Available records>

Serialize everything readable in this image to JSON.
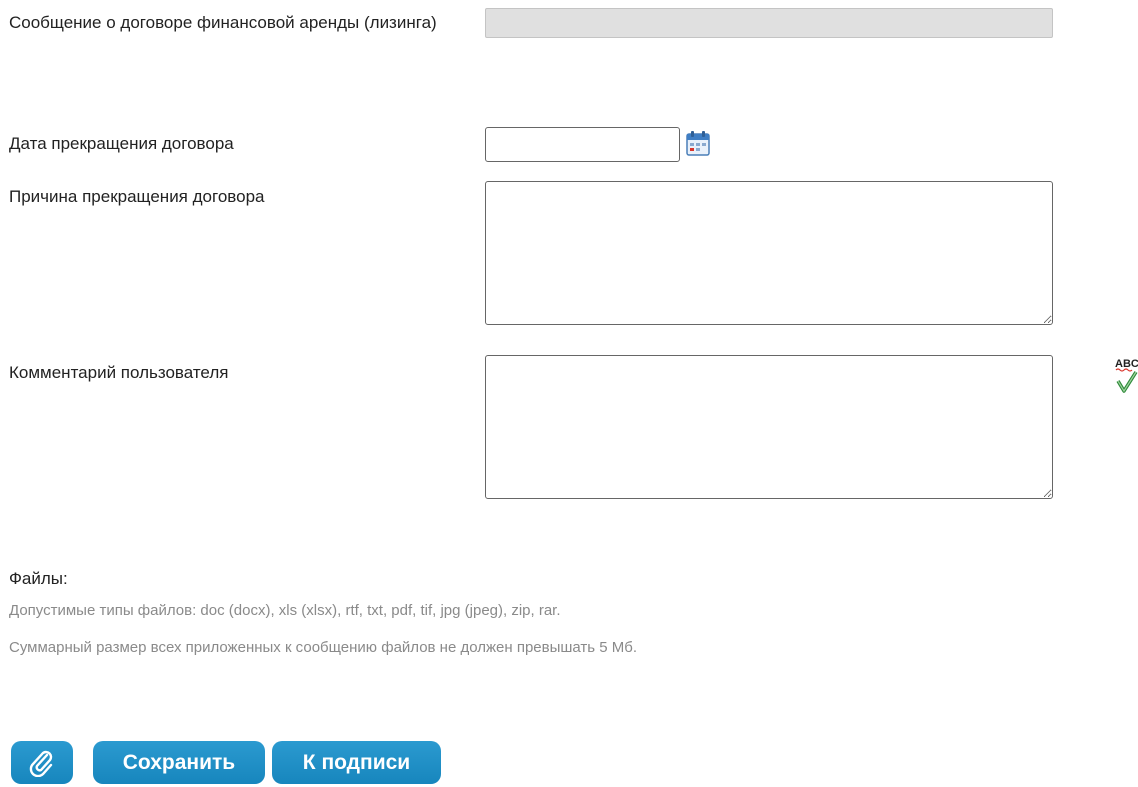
{
  "form": {
    "lease_message_label": "Сообщение о договоре финансовой аренды (лизинга)",
    "termination_date_label": "Дата прекращения договора",
    "termination_date_value": "",
    "termination_reason_label": "Причина прекращения договора",
    "termination_reason_value": "",
    "user_comment_label": "Комментарий пользователя",
    "user_comment_value": ""
  },
  "files": {
    "label": "Файлы:",
    "allowed_types_hint": "Допустимые типы файлов: doc (docx), xls (xlsx), rtf, txt, pdf, tif, jpg (jpeg), zip, rar.",
    "size_limit_hint": "Суммарный размер всех приложенных к сообщению файлов не должен превышать 5 Мб."
  },
  "icons": {
    "calendar": "calendar-icon",
    "spellcheck": "spellcheck-icon",
    "attach": "paperclip-icon",
    "spellcheck_text": "ABC"
  },
  "buttons": {
    "save_label": "Сохранить",
    "sign_label": "К подписи"
  },
  "colors": {
    "button_blue": "#1f8fc7",
    "hint_gray": "#8a8a8a",
    "readonly_gray": "#e0e0e0"
  }
}
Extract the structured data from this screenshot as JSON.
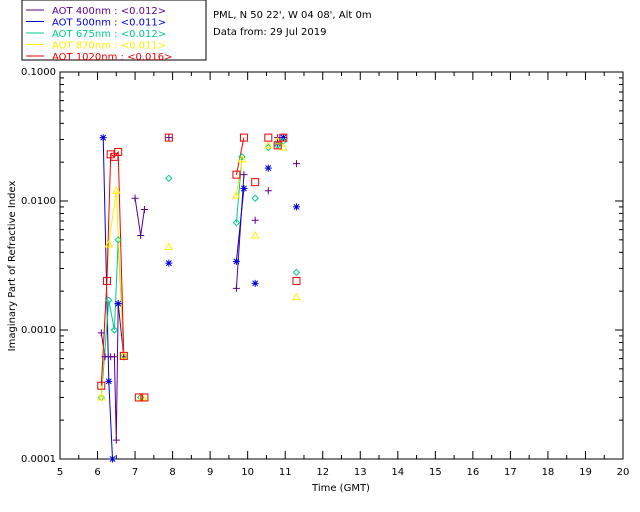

Short task> Count how many lines of the material hold the string "прекращения". Give the number and nothing more.

Solution> 2